» Supplied material:
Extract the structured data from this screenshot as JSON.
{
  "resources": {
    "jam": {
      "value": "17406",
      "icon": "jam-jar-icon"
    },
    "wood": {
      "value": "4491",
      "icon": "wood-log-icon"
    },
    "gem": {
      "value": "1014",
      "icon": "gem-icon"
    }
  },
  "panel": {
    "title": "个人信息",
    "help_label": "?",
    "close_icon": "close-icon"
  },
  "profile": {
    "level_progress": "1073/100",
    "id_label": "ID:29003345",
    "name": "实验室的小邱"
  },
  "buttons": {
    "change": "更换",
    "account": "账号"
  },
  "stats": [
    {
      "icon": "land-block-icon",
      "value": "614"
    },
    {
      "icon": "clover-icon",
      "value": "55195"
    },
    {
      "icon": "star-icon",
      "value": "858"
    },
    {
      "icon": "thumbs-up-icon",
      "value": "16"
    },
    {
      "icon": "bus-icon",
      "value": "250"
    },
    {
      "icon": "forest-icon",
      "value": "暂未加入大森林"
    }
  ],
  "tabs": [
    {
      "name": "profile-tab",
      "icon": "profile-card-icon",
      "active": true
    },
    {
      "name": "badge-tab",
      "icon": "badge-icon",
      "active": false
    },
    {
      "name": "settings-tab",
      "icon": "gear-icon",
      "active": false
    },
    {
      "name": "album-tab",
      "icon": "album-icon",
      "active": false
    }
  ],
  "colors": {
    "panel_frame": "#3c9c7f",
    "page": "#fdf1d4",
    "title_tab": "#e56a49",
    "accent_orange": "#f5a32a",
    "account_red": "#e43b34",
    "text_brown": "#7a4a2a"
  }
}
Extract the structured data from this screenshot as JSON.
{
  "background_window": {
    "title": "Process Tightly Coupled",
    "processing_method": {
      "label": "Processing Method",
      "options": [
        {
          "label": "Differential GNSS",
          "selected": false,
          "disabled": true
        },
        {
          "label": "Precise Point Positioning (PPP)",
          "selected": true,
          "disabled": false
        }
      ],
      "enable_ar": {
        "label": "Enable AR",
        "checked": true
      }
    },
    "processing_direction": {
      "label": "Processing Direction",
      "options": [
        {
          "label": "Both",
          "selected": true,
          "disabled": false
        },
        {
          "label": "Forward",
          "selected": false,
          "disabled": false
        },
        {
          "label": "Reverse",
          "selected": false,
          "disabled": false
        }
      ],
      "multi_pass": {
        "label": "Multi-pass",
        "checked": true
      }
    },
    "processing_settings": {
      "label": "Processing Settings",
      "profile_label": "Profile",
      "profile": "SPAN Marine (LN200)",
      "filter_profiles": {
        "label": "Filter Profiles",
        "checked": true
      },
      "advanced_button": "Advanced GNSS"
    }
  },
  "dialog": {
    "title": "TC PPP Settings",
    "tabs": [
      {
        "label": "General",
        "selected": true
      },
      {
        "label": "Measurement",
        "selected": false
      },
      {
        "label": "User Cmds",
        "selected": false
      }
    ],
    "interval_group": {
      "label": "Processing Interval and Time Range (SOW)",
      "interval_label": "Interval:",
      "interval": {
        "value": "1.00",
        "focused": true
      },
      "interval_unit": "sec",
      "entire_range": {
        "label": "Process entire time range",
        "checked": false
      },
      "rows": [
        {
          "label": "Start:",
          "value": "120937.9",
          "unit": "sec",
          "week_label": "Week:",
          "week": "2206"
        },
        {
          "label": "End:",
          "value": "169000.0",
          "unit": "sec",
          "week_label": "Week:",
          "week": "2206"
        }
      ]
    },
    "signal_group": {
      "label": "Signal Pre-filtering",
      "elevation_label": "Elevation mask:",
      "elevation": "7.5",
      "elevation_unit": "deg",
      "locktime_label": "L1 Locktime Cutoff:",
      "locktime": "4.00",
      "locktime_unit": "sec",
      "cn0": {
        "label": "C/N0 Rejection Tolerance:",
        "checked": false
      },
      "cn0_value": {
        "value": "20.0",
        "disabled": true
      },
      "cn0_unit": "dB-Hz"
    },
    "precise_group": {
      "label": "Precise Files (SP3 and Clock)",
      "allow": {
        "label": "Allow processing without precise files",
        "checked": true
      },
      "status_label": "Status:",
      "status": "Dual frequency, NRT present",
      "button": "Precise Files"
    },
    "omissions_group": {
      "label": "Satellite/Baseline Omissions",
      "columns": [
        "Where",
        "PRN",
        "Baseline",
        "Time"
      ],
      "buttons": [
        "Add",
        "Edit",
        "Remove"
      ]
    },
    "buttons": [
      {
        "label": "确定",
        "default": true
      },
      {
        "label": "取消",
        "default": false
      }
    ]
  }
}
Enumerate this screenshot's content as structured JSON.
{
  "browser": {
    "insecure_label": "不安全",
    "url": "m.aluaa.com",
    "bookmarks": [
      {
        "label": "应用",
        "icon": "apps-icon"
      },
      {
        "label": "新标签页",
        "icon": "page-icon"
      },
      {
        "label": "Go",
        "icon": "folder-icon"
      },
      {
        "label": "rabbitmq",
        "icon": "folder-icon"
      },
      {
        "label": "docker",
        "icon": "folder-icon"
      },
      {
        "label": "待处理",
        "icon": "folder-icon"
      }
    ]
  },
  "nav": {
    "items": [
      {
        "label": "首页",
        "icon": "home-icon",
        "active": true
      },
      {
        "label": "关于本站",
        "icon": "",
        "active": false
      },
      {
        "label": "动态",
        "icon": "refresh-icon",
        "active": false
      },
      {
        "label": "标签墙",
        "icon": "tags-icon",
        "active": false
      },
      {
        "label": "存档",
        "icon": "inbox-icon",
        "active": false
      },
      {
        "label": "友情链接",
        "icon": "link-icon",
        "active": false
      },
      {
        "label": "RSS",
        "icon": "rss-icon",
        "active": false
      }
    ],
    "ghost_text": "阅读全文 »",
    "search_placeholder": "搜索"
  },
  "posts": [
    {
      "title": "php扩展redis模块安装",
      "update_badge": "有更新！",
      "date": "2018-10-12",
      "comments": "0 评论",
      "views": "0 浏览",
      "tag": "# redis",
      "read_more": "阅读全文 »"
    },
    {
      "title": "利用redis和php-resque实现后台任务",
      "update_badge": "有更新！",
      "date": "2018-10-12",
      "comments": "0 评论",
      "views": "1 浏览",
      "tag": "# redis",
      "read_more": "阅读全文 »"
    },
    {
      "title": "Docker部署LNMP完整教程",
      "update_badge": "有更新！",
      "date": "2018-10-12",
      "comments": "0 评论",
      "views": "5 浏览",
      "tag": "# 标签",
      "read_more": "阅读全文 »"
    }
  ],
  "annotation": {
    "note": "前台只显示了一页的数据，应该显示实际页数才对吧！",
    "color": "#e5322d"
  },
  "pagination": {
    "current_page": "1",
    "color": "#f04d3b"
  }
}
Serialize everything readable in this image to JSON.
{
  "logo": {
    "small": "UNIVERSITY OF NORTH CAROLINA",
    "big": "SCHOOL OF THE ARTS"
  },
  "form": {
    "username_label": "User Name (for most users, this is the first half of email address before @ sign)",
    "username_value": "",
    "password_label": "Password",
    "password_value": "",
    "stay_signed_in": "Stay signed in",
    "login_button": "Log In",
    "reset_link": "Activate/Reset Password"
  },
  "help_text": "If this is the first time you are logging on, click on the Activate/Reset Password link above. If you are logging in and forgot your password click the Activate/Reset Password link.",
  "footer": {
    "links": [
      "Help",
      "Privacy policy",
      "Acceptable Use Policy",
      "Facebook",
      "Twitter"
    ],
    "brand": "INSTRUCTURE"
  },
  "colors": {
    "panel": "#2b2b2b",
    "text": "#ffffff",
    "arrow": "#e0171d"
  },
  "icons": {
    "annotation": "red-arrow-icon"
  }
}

» What to produce: For this exercise, gather every line of the data that contains the word "first".

» Exercise result:
    "username_label": "User Name (for most users, this is the first half of email address before @ sign)",
  "help_text": "If this is the first time you are logging on, click on the Activate/Reset Password link above. If you are logging in and forgot your password click the Activate/Reset Password link.",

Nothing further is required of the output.